▶ _Given task_: Each line of the listing that contains the word "plusieurs" is to be copied.

▶ _Supplied data_:
____________

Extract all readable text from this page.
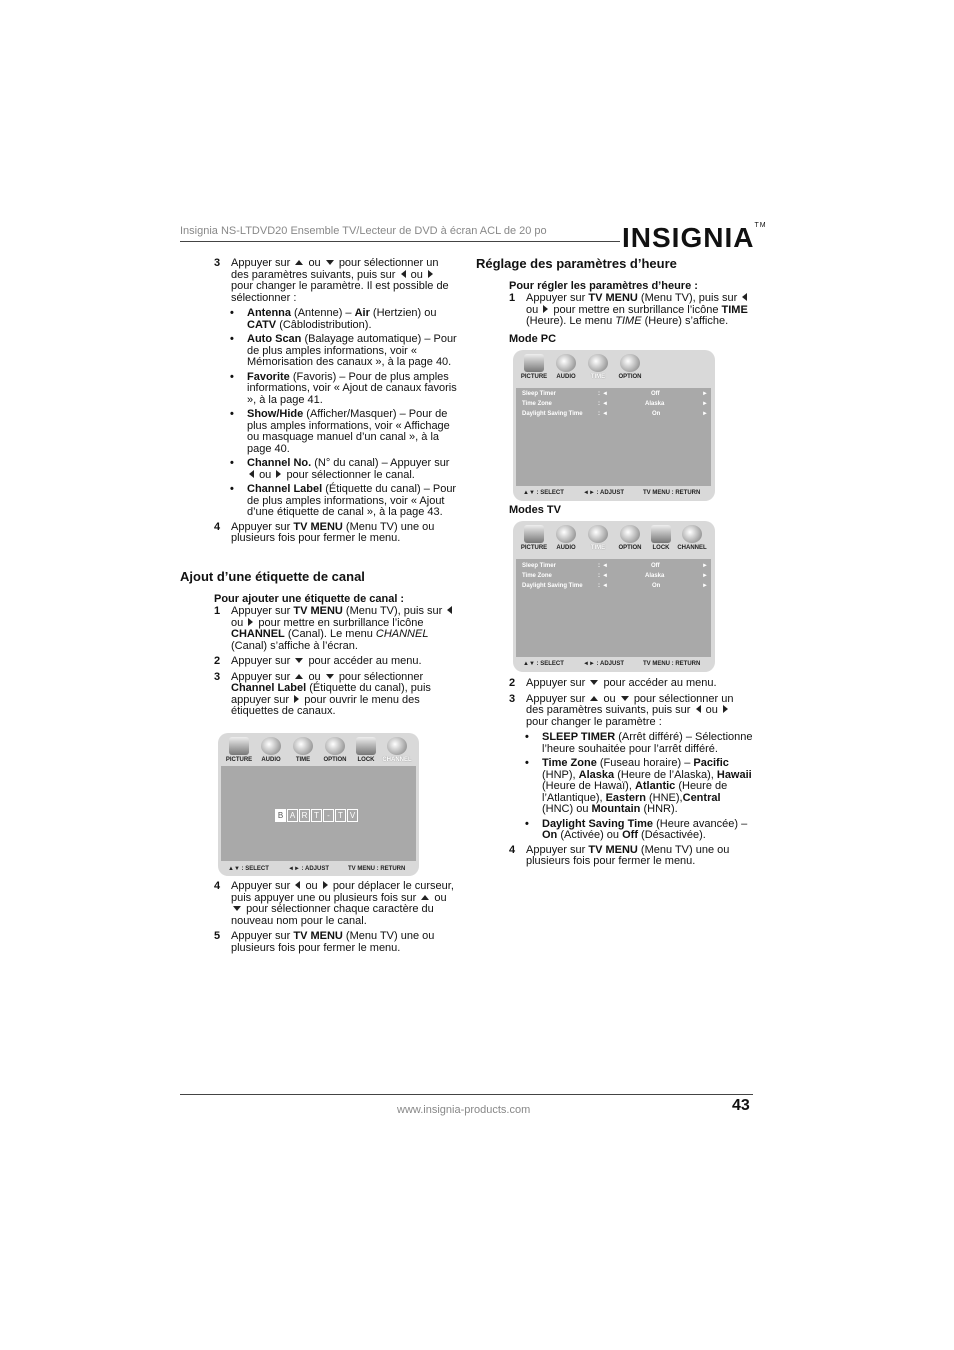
Insignia NS-LTDVD20 Ensemble TV/Lecteur de DVD à écran ACL de 20 po	INSIGNIA™
3 Appuyer sur ou pour sélectionner un des paramètres suivants, puis sur ou  pour changer le paramètre. Il est possible de sélectionner :
• Antenna (Antenne) – Air (Hertzien) ou CATV (Câblodistribution).
• Auto Scan (Balayage automatique) – Pour de plus amples informations, voir « Mémorisation des canaux », à la page 40.
• Favorite (Favoris) – Pour de plus amples informations, voir « Ajout de canaux favoris », à la page 41.
• Show/Hide (Afficher/Masquer) – Pour de plus amples informations, voir « Affichage ou masquage manuel d’un canal », à la page 40.
• Channel No. (N° du canal) – Appuyer sur  ou pour sélectionner le canal.
• Channel Label (Étiquette du canal) – Pour de plus amples informations, voir « Ajout d’une étiquette de canal », à la page 43.
4 Appuyer sur TV MENU (Menu TV) une ou plusieurs fois pour fermer le menu.
Ajout d’une étiquette de canal
Pour ajouter une étiquette de canal :
1 Appuyer sur TV MENU (Menu TV), puis sur  ou pour mettre en surbrillance l’icône CHANNEL (Canal). Le menu CHANNEL (Canal) s’affiche à l’écran.
2 Appuyer sur pour accéder au menu.
3 Appuyer sur ou pour sélectionner Channel Label (Étiquette du canal), puis appuyer sur pour ouvrir le menu des étiquettes de canaux.
PICTURE	AUDIO	TIME	OPTION	LOCK	CHANNEL
B A R T	-	T V
▲▼ : SELECT	◄► : ADJUST	TV MENU : RETURN
4 Appuyer sur ou pour déplacer le curseur, puis appuyer une ou plusieurs fois sur ou  pour sélectionner chaque caractère du nouveau nom pour le canal.
5 Appuyer sur TV MENU (Menu TV) une ou plusieurs fois pour fermer le menu.
Réglage des paramètres d’heure
Pour régler les paramètres d’heure :
1 Appuyer sur TV MENU (Menu TV), puis sur  ou pour mettre en surbrillance l’icône TIME (Heure). Le menu TIME (Heure) s’affiche.
Mode PC
PICTURE	AUDIO	TIME	OPTION
Sleep Timer	: ◄	Off	►
Time Zone	: ◄	Alaska	►
Daylight Saving Time	: ◄	On	►
▲▼ : SELECT	◄► : ADJUST	TV MENU : RETURN
Modes TV
PICTURE	AUDIO	TIME	OPTION	LOCK	CHANNEL
Sleep Timer	: ◄	Off	►
Time Zone	: ◄	Alaska	►
Daylight Saving Time	: ◄	On	►
▲▼ : SELECT	◄► : ADJUST	TV MENU : RETURN
2 Appuyer sur pour accéder au menu.
3 Appuyer sur ou pour sélectionner un des paramètres suivants, puis sur ou  pour changer le paramètre :
• SLEEP TIMER (Arrêt différé) – Sélectionne l’heure souhaitée pour l’arrêt différé.
• Time Zone (Fuseau horaire) – Pacific (HNP), Alaska (Heure de l’Alaska), Hawaii (Heure de Hawaï), Atlantic (Heure de l’Atlantique), Eastern (HNE),Central (HNC) ou Mountain (HNR).
• Daylight Saving Time (Heure avancée) – On (Activée) ou Off (Désactivée).
4 Appuyer sur TV MENU (Menu TV) une ou plusieurs fois pour fermer le menu.
www.insignia-products.com	43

____________

▶ _The completed task_:
4 Appuyer sur TV MENU (Menu TV) une ou plusieurs fois pour fermer le menu.
4 Appuyer sur ou pour déplacer le curseur, puis appuyer une ou plusieurs fois sur ou  pour sélectionner chaque caractère du nouveau nom pour le canal.
5 Appuyer sur TV MENU (Menu TV) une ou plusieurs fois pour fermer le menu.
4 Appuyer sur TV MENU (Menu TV) une ou plusieurs fois pour fermer le menu.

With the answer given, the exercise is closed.